• Data entries:
====================
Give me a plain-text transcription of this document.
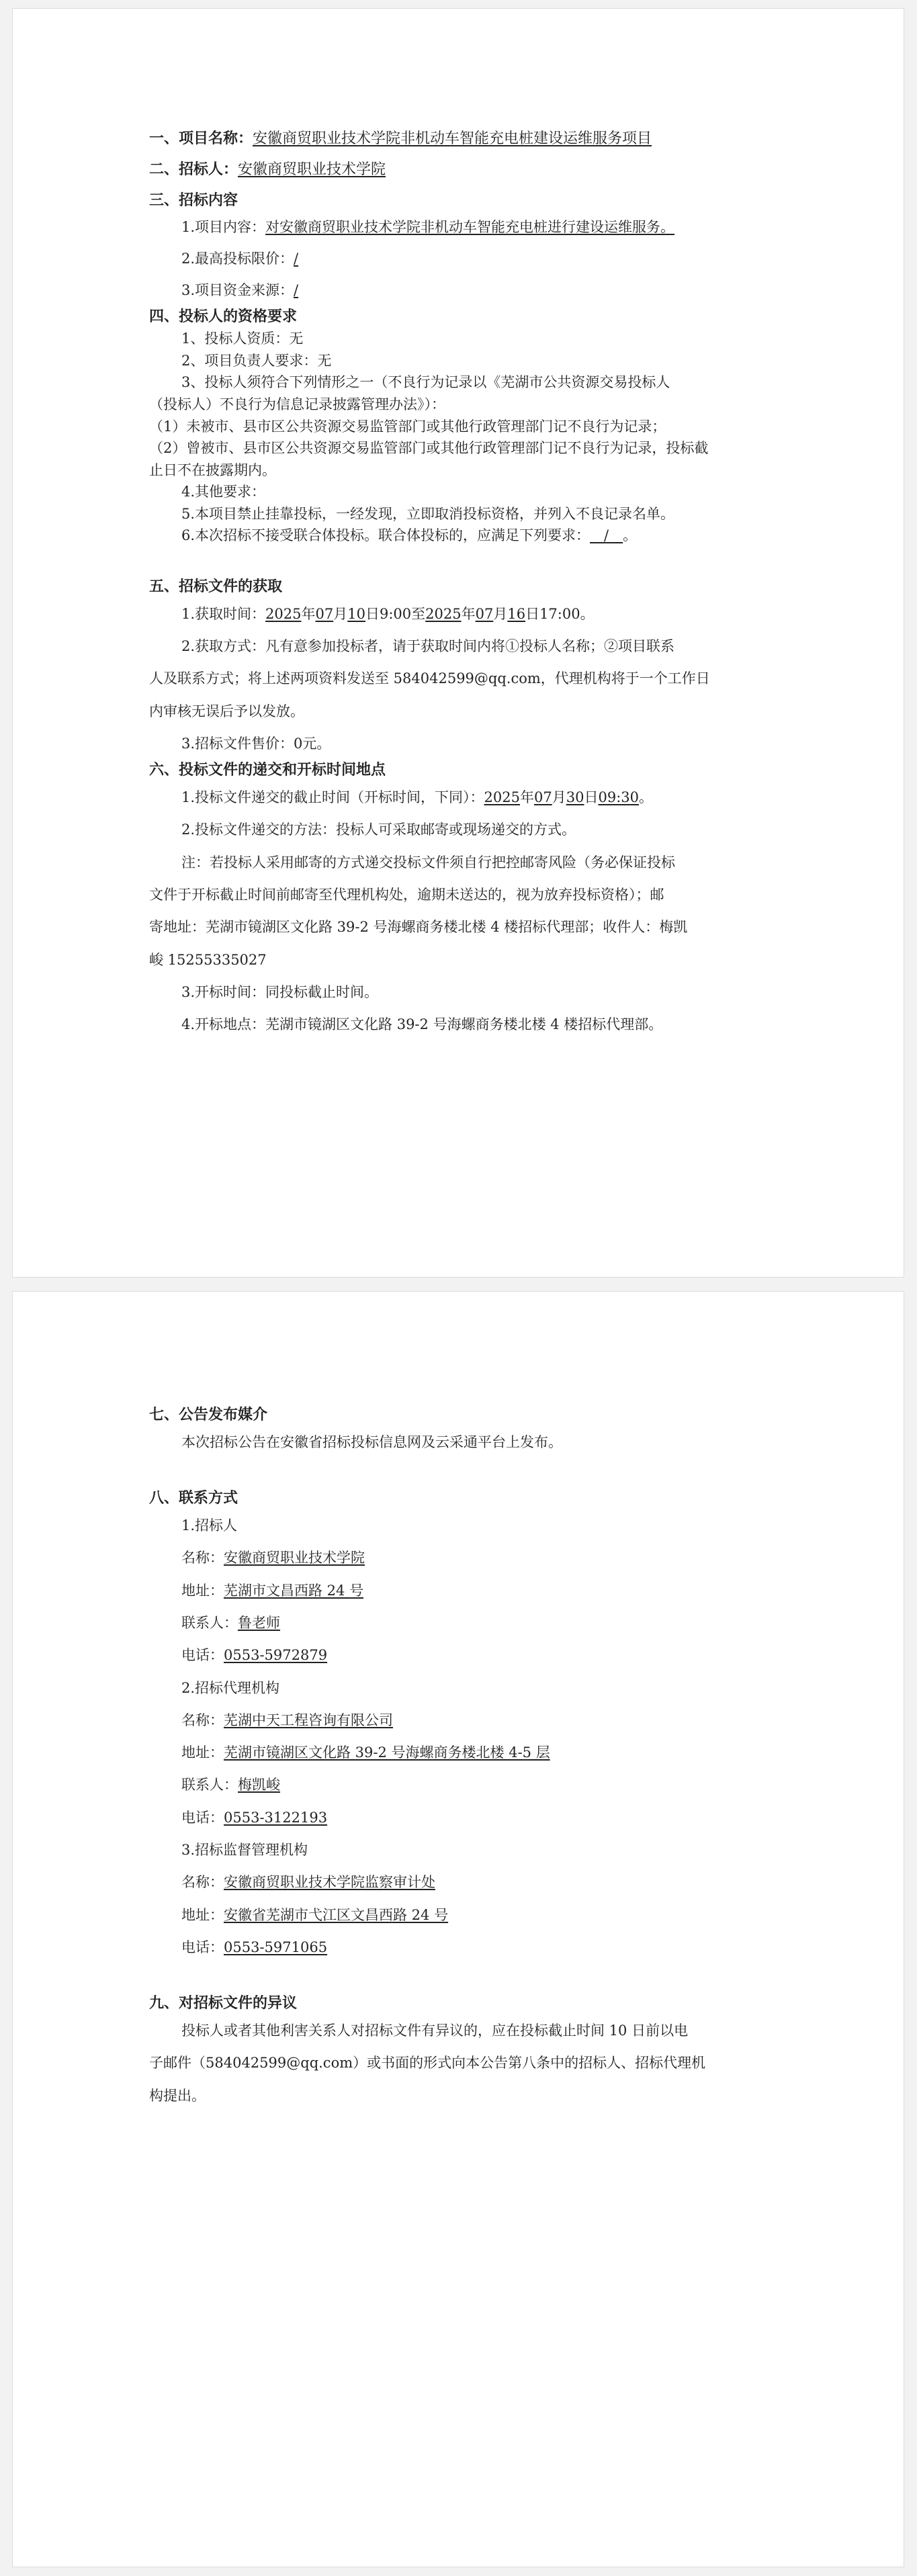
一、项目名称：安徽商贸职业技术学院非机动车智能充电桩建设运维服务项目

二、招标人：安徽商贸职业技术学院

三、招标内容

1.项目内容：对安徽商贸职业技术学院非机动车智能充电桩进行建设运维服务。

2.最高投标限价：/

3.项目资金来源：/

四、投标人的资格要求

1、投标人资质：无

2、项目负责人要求：无

3、投标人须符合下列情形之一（不良行为记录以《芜湖市公共资源交易投标人

（投标人）不良行为信息记录披露管理办法》）：

（1）未被市、县市区公共资源交易监管部门或其他行政管理部门记不良行为记录；

（2）曾被市、县市区公共资源交易监管部门或其他行政管理部门记不良行为记录，投标截

止日不在披露期内。

4.其他要求：

5.本项目禁止挂靠投标，一经发现，立即取消投标资格，并列入不良记录名单。

6.本次招标不接受联合体投标。联合体投标的，应满足下列要求：__/__。

五、招标文件的获取

1.获取时间：2025年07月10日9:00至2025年07月16日17:00。

2.获取方式：凡有意参加投标者，请于获取时间内将①投标人名称；②项目联系

人及联系方式；将上述两项资料发送至 584042599@qq.com，代理机构将于一个工作日

内审核无误后予以发放。

3.招标文件售价：0元。

六、投标文件的递交和开标时间地点

1.投标文件递交的截止时间（开标时间，下同）：2025年07月30日09:30。

2.投标文件递交的方法：投标人可采取邮寄或现场递交的方式。

注：若投标人采用邮寄的方式递交投标文件须自行把控邮寄风险（务必保证投标

文件于开标截止时间前邮寄至代理机构处，逾期未送达的，视为放弃投标资格）；邮

寄地址：芜湖市镜湖区文化路 39-2 号海螺商务楼北楼 4 楼招标代理部；收件人：梅凯

峻 15255335027

3.开标时间：同投标截止时间。

4.开标地点：芜湖市镜湖区文化路 39-2 号海螺商务楼北楼 4 楼招标代理部。

七、公告发布媒介

本次招标公告在安徽省招标投标信息网及云采通平台上发布。

八、联系方式

1.招标人

名称：安徽商贸职业技术学院

地址：芜湖市文昌西路 24 号

联系人：鲁老师

电话：0553-5972879

2.招标代理机构

名称：芜湖中天工程咨询有限公司

地址：芜湖市镜湖区文化路 39-2 号海螺商务楼北楼 4-5 层

联系人：梅凯峻

电话：0553-3122193

3.招标监督管理机构

名称：安徽商贸职业技术学院监察审计处

地址：安徽省芜湖市弋江区文昌西路 24 号

电话：0553-5971065

九、对招标文件的异议

投标人或者其他利害关系人对招标文件有异议的，应在投标截止时间 10 日前以电

子邮件（584042599@qq.com）或书面的形式向本公告第八条中的招标人、招标代理机

构提出。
====================
• TASK BRIEF:
Which lines hold the word "楼招标代理部"? Show each one.

• EXERCISE RESPONSE:
寄地址：芜湖市镜湖区文化路 39-2 号海螺商务楼北楼 4 楼招标代理部；收件人：梅凯
4.开标地点：芜湖市镜湖区文化路 39-2 号海螺商务楼北楼 4 楼招标代理部。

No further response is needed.